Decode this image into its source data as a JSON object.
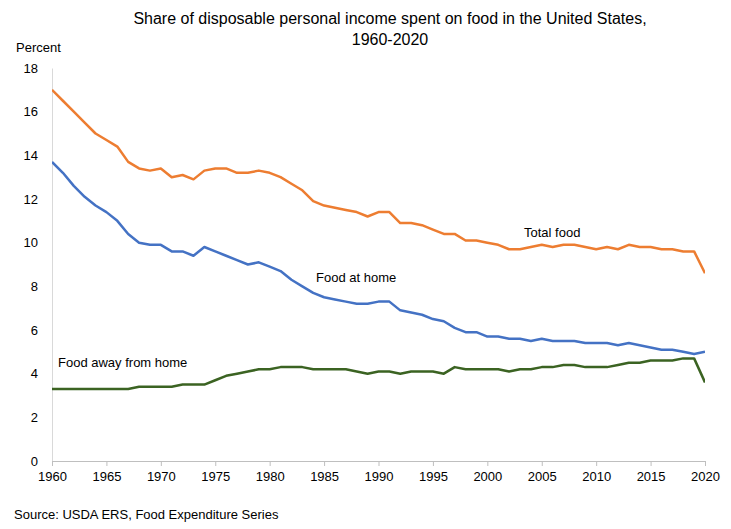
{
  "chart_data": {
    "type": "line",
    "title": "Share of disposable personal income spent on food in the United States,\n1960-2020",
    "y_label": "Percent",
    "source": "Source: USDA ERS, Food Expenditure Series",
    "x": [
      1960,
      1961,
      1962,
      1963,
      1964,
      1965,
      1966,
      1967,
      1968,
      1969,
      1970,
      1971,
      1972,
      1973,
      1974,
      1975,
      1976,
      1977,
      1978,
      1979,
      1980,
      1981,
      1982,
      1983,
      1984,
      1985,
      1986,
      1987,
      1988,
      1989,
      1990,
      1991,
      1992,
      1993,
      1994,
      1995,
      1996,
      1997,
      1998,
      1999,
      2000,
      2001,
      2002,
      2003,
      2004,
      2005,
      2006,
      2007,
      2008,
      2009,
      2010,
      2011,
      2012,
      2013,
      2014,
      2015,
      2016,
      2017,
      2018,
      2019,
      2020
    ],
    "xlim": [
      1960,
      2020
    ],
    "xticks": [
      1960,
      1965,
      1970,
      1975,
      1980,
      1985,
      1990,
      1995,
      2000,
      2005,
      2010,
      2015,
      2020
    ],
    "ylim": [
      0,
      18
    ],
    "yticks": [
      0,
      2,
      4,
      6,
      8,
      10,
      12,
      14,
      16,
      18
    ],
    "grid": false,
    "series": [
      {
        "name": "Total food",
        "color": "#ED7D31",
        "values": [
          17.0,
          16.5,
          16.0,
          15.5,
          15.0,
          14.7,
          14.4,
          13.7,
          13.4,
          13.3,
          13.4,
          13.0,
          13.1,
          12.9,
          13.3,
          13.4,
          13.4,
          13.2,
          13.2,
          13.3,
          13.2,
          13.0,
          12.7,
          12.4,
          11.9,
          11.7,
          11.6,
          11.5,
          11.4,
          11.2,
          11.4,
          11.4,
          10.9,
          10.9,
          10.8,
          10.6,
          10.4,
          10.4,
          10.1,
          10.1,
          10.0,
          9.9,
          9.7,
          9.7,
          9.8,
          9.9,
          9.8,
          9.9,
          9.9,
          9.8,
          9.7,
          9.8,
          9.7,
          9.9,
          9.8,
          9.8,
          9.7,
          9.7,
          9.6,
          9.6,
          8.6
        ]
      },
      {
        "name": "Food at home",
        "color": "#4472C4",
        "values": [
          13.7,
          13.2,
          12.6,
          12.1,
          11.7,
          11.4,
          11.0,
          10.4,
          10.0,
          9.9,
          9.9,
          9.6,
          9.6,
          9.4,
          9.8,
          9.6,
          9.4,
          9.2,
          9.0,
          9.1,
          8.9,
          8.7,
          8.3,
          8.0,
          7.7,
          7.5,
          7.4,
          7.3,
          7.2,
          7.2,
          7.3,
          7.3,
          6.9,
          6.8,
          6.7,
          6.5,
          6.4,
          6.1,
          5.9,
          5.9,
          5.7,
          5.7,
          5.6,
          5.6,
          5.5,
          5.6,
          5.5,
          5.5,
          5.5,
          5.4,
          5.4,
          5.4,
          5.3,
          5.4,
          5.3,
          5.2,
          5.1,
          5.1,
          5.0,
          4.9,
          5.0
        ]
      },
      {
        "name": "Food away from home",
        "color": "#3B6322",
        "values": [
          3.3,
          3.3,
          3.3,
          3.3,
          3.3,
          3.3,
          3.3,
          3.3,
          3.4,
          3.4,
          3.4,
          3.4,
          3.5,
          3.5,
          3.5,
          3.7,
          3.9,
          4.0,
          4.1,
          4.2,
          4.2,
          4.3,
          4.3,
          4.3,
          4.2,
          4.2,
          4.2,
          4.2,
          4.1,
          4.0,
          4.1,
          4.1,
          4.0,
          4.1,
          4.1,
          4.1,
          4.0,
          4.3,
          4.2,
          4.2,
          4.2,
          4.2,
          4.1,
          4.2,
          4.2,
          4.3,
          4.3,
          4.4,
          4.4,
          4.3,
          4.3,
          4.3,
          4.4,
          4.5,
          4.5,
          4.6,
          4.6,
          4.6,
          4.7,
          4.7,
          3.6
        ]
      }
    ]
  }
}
--
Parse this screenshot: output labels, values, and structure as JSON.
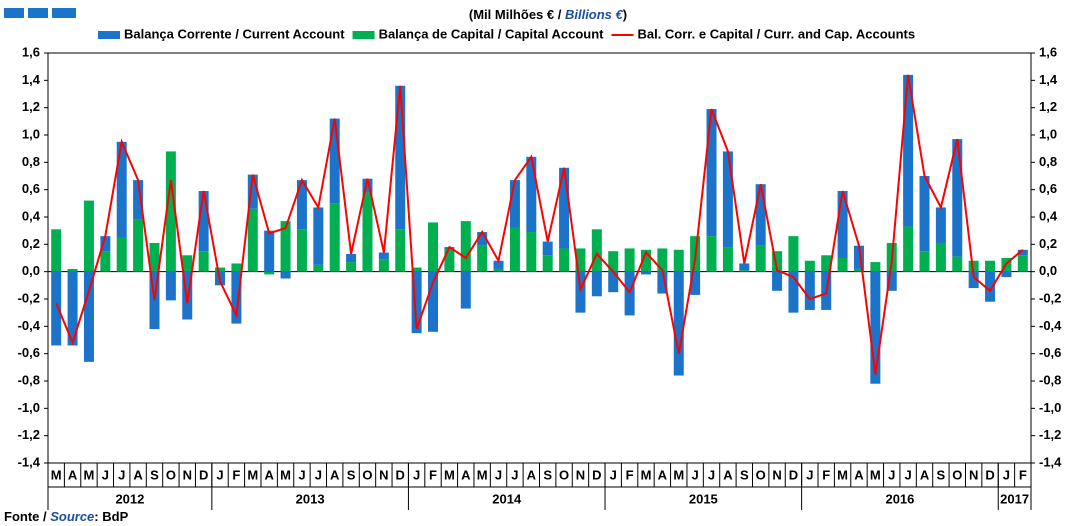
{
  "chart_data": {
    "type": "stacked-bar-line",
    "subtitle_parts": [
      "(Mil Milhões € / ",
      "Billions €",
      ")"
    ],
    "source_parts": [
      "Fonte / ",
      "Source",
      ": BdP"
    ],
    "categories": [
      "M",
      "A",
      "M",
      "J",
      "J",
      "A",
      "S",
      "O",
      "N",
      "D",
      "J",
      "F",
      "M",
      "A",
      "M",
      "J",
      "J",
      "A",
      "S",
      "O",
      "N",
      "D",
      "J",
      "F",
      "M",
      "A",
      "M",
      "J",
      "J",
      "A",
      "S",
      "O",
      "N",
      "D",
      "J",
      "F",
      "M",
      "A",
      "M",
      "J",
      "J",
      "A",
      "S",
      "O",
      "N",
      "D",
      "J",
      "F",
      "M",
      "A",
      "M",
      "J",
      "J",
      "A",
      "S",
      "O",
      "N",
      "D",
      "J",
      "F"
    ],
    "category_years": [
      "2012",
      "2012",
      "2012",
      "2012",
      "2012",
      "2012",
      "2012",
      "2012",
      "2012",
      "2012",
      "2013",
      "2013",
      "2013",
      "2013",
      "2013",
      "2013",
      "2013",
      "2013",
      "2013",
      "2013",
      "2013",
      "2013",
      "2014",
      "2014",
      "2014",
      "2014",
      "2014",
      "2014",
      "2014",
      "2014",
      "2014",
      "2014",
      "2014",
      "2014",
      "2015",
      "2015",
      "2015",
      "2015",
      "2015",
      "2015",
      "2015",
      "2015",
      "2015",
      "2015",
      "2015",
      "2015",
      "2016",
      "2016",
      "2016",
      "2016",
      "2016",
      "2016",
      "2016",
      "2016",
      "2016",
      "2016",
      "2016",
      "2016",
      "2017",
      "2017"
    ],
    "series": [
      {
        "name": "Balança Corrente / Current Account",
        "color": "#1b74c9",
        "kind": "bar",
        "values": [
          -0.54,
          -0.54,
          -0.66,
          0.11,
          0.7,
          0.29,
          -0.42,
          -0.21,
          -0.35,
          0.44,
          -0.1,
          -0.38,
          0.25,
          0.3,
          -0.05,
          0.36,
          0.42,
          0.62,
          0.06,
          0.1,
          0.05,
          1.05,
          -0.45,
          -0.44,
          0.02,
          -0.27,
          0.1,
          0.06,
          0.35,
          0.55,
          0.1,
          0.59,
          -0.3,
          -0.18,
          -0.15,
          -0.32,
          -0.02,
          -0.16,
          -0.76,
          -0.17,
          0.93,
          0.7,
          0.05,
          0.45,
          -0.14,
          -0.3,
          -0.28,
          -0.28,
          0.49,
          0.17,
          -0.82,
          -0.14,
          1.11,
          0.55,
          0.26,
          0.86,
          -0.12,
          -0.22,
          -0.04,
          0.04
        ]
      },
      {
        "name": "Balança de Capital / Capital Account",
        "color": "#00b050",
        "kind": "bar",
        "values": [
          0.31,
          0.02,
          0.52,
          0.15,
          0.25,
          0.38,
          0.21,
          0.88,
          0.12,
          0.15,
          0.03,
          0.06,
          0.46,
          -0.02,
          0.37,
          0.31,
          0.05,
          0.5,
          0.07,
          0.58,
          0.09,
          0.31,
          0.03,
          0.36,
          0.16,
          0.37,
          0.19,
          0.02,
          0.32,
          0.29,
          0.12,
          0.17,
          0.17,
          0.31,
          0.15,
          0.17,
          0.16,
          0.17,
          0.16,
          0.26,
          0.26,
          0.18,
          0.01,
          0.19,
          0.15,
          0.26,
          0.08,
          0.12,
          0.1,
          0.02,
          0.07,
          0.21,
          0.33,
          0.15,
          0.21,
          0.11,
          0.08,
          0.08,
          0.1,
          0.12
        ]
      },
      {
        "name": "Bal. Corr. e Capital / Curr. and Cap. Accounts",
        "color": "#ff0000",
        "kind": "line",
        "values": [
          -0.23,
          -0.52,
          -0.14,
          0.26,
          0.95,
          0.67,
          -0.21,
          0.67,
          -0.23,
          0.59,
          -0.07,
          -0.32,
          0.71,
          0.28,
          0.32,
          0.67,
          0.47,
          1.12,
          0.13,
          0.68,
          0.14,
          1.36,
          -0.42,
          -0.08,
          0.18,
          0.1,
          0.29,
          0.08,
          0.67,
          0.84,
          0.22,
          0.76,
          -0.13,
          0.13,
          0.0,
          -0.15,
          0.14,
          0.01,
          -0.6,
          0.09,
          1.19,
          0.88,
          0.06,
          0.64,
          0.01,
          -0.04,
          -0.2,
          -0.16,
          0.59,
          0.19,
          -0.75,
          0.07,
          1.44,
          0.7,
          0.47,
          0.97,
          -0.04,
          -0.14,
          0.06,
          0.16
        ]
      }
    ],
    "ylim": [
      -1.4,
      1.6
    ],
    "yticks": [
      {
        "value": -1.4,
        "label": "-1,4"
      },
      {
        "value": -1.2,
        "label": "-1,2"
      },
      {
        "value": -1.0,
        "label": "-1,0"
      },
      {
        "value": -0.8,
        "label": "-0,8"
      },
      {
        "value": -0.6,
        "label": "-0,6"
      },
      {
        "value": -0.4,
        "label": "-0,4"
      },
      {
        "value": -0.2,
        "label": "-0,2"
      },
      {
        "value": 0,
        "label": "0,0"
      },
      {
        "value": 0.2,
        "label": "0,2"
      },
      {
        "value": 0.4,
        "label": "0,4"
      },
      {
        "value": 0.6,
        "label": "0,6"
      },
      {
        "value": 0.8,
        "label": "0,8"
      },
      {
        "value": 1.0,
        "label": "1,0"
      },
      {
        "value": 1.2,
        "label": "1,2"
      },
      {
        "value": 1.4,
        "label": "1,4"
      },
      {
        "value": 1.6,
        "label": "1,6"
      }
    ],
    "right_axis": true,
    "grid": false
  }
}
...
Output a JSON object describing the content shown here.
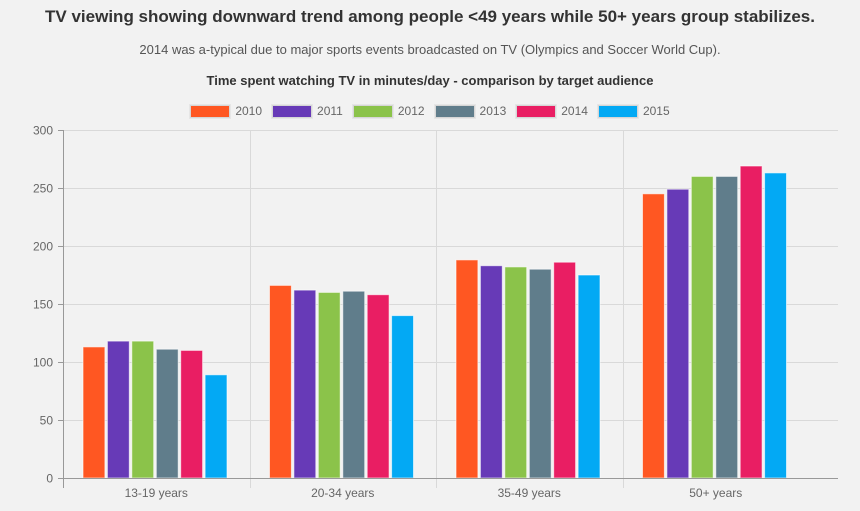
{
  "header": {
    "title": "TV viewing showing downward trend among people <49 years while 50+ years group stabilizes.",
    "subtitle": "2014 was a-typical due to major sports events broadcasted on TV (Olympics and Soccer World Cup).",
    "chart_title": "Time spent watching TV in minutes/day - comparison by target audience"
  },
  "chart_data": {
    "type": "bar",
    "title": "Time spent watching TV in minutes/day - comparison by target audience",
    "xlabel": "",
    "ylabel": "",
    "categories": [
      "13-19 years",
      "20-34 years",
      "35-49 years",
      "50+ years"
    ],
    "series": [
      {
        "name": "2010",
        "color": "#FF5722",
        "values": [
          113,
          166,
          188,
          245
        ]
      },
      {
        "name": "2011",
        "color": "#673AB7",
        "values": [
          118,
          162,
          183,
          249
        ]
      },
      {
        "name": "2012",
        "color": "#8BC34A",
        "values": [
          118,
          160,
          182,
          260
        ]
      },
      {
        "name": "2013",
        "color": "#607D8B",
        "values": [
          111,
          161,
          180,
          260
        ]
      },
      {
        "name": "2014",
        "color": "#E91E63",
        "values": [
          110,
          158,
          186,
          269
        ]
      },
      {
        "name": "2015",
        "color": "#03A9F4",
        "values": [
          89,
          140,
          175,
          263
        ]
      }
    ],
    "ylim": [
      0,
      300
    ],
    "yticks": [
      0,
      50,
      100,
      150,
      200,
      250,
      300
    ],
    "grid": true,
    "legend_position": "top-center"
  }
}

*WHAT YOU SHOULD DO*.
Count the lines that hold the string "home" and state that number alone.

*SOLUTION TO THIS EXERCISE*.
2